++++ LISTING

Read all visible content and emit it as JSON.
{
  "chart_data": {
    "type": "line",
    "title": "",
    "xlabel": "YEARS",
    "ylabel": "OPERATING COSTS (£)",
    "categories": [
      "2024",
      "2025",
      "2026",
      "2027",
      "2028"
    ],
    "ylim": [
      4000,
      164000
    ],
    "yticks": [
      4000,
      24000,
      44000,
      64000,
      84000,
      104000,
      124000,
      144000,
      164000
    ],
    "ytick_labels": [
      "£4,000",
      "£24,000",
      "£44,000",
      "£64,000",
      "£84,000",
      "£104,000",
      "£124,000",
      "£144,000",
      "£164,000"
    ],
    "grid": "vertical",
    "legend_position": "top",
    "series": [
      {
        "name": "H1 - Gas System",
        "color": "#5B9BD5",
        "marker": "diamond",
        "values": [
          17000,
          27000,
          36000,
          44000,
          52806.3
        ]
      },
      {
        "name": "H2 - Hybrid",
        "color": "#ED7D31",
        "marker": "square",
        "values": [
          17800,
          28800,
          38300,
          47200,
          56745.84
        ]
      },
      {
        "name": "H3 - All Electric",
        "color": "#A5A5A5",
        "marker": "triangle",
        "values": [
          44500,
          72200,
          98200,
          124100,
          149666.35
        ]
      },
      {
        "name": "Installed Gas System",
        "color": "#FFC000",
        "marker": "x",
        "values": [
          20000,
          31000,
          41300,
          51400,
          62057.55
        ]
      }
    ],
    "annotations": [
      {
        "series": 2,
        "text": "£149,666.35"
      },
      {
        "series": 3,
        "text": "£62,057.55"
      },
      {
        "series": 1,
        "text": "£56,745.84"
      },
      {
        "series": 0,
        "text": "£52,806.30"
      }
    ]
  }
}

++++++++

Extract every record. Keep wording exact.

SOLUTION FOR THIS PROBLEM –
Read all visible content and emit it as JSON.
{
  "chart_data": {
    "type": "line",
    "title": "",
    "xlabel": "YEARS",
    "ylabel": "OPERATING COSTS (£)",
    "categories": [
      "2024",
      "2025",
      "2026",
      "2027",
      "2028"
    ],
    "ylim": [
      4000,
      164000
    ],
    "yticks": [
      4000,
      24000,
      44000,
      64000,
      84000,
      104000,
      124000,
      144000,
      164000
    ],
    "ytick_labels": [
      "£4,000",
      "£24,000",
      "£44,000",
      "£64,000",
      "£84,000",
      "£104,000",
      "£124,000",
      "£144,000",
      "£164,000"
    ],
    "grid": "vertical",
    "legend_position": "top",
    "series": [
      {
        "name": "H1 - Gas System",
        "color": "#5B9BD5",
        "marker": "diamond",
        "values": [
          17000,
          27000,
          36000,
          44000,
          52806.3
        ]
      },
      {
        "name": "H2 - Hybrid",
        "color": "#ED7D31",
        "marker": "square",
        "values": [
          17800,
          28800,
          38300,
          47200,
          56745.84
        ]
      },
      {
        "name": "H3 - All Electric",
        "color": "#A5A5A5",
        "marker": "triangle",
        "values": [
          44500,
          72200,
          98200,
          124100,
          149666.35
        ]
      },
      {
        "name": "Installed Gas System",
        "color": "#FFC000",
        "marker": "x",
        "values": [
          20000,
          31000,
          41300,
          51400,
          62057.55
        ]
      }
    ],
    "annotations": [
      {
        "series": 2,
        "text": "£149,666.35"
      },
      {
        "series": 3,
        "text": "£62,057.55"
      },
      {
        "series": 1,
        "text": "£56,745.84"
      },
      {
        "series": 0,
        "text": "£52,806.30"
      }
    ]
  }
}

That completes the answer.